REQUIREMENT
Please copy every line of the data below word for word.
>> Begin DATA EXTRACT
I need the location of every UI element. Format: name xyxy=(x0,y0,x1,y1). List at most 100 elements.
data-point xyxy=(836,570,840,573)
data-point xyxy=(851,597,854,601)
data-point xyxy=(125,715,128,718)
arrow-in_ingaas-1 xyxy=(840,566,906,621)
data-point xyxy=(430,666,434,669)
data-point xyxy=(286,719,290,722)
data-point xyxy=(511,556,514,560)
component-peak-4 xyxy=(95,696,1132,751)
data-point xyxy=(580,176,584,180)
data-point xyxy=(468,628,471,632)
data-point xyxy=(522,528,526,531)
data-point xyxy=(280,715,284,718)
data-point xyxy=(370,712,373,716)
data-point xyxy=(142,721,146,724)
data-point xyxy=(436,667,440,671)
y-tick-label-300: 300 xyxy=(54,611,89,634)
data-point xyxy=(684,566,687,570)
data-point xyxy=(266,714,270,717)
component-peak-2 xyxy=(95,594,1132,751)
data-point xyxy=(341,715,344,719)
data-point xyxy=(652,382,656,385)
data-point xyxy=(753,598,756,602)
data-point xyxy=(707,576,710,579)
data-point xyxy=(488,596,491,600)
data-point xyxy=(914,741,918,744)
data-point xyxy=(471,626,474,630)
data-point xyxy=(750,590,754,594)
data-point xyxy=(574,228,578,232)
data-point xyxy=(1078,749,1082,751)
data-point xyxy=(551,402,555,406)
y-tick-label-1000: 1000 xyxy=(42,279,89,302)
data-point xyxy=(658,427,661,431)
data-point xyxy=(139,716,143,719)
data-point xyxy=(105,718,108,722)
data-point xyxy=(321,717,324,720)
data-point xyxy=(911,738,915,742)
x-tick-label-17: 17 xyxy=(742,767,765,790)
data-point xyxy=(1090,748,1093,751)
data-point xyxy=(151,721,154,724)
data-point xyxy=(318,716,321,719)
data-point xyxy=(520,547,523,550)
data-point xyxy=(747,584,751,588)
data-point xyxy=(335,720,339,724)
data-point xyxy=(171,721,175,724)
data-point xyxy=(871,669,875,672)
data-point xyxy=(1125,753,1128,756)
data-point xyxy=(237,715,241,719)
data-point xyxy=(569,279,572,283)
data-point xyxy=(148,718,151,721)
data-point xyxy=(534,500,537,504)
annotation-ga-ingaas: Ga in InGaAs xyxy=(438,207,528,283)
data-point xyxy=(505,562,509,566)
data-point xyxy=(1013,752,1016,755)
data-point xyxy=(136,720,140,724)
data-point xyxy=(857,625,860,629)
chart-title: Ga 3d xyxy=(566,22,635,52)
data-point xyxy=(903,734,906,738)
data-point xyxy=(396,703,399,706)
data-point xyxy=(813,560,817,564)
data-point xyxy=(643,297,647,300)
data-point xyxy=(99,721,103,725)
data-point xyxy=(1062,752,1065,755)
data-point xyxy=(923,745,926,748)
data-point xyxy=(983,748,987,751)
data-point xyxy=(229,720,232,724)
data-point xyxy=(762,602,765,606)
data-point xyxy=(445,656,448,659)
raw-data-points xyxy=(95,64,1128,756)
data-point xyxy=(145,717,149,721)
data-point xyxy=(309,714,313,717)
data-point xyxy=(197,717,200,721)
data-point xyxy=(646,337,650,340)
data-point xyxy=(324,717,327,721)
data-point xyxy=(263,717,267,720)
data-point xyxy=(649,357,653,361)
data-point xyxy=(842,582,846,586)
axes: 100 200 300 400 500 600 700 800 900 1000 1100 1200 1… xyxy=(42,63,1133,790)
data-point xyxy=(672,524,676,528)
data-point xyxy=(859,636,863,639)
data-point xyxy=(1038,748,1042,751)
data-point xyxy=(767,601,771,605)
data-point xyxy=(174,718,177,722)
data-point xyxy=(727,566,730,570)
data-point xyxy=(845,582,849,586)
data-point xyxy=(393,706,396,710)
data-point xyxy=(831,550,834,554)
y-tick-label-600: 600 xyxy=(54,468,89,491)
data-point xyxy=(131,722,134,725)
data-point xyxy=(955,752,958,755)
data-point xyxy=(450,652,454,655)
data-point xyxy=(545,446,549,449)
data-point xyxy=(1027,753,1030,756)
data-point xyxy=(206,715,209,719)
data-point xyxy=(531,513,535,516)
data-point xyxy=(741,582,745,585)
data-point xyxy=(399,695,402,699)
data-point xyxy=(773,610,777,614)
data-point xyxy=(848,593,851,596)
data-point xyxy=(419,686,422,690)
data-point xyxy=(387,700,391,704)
>> End DATA EXTRACT
EXERCISE SOLUTION
I need the location of every UI element. Format: name xyxy=(x0,y0,x1,y1). List at most 100 elements.
data-point xyxy=(836,570,840,573)
data-point xyxy=(851,597,854,601)
data-point xyxy=(125,715,128,718)
arrow-in_ingaas-1 xyxy=(840,566,906,621)
data-point xyxy=(430,666,434,669)
data-point xyxy=(286,719,290,722)
data-point xyxy=(511,556,514,560)
component-peak-4 xyxy=(95,696,1132,751)
data-point xyxy=(580,176,584,180)
data-point xyxy=(468,628,471,632)
data-point xyxy=(522,528,526,531)
data-point xyxy=(280,715,284,718)
data-point xyxy=(370,712,373,716)
data-point xyxy=(142,721,146,724)
data-point xyxy=(436,667,440,671)
y-tick-label-300: 300 xyxy=(54,611,89,634)
data-point xyxy=(684,566,687,570)
data-point xyxy=(266,714,270,717)
component-peak-2 xyxy=(95,594,1132,751)
data-point xyxy=(341,715,344,719)
data-point xyxy=(652,382,656,385)
data-point xyxy=(753,598,756,602)
data-point xyxy=(707,576,710,579)
data-point xyxy=(488,596,491,600)
data-point xyxy=(914,741,918,744)
data-point xyxy=(471,626,474,630)
data-point xyxy=(750,590,754,594)
data-point xyxy=(574,228,578,232)
data-point xyxy=(1078,749,1082,751)
data-point xyxy=(551,402,555,406)
y-tick-label-1000: 1000 xyxy=(42,279,89,302)
data-point xyxy=(658,427,661,431)
data-point xyxy=(139,716,143,719)
data-point xyxy=(105,718,108,722)
data-point xyxy=(321,717,324,720)
data-point xyxy=(911,738,915,742)
x-tick-label-17: 17 xyxy=(742,767,765,790)
data-point xyxy=(1090,748,1093,751)
data-point xyxy=(151,721,154,724)
data-point xyxy=(318,716,321,719)
data-point xyxy=(520,547,523,550)
data-point xyxy=(747,584,751,588)
data-point xyxy=(335,720,339,724)
data-point xyxy=(171,721,175,724)
data-point xyxy=(871,669,875,672)
data-point xyxy=(1125,753,1128,756)
data-point xyxy=(237,715,241,719)
data-point xyxy=(569,279,572,283)
data-point xyxy=(148,718,151,721)
data-point xyxy=(534,500,537,504)
annotation-ga-ingaas: Ga in InGaAs xyxy=(438,207,528,283)
data-point xyxy=(505,562,509,566)
data-point xyxy=(1013,752,1016,755)
data-point xyxy=(136,720,140,724)
data-point xyxy=(857,625,860,629)
chart-title: Ga 3d xyxy=(566,22,635,52)
data-point xyxy=(903,734,906,738)
data-point xyxy=(396,703,399,706)
data-point xyxy=(813,560,817,564)
data-point xyxy=(643,297,647,300)
data-point xyxy=(99,721,103,725)
data-point xyxy=(1062,752,1065,755)
data-point xyxy=(923,745,926,748)
data-point xyxy=(983,748,987,751)
data-point xyxy=(229,720,232,724)
data-point xyxy=(762,602,765,606)
data-point xyxy=(445,656,448,659)
raw-data-points xyxy=(95,64,1128,756)
data-point xyxy=(145,717,149,721)
data-point xyxy=(309,714,313,717)
data-point xyxy=(197,717,200,721)
data-point xyxy=(646,337,650,340)
data-point xyxy=(324,717,327,721)
data-point xyxy=(263,717,267,720)
data-point xyxy=(649,357,653,361)
data-point xyxy=(842,582,846,586)
axes: 100 200 300 400 500 600 700 800 900 1000 1100 1200 1… xyxy=(42,63,1133,790)
data-point xyxy=(672,524,676,528)
data-point xyxy=(859,636,863,639)
data-point xyxy=(1038,748,1042,751)
data-point xyxy=(767,601,771,605)
data-point xyxy=(174,718,177,722)
data-point xyxy=(727,566,730,570)
data-point xyxy=(845,582,849,586)
data-point xyxy=(393,706,396,710)
data-point xyxy=(831,550,834,554)
y-tick-label-600: 600 xyxy=(54,468,89,491)
data-point xyxy=(131,722,134,725)
data-point xyxy=(955,752,958,755)
data-point xyxy=(450,652,454,655)
data-point xyxy=(545,446,549,449)
data-point xyxy=(1027,753,1030,756)
data-point xyxy=(206,715,209,719)
data-point xyxy=(531,513,535,516)
data-point xyxy=(741,582,745,585)
data-point xyxy=(399,695,402,699)
data-point xyxy=(773,610,777,614)
data-point xyxy=(848,593,851,596)
data-point xyxy=(419,686,422,690)
data-point xyxy=(387,700,391,704)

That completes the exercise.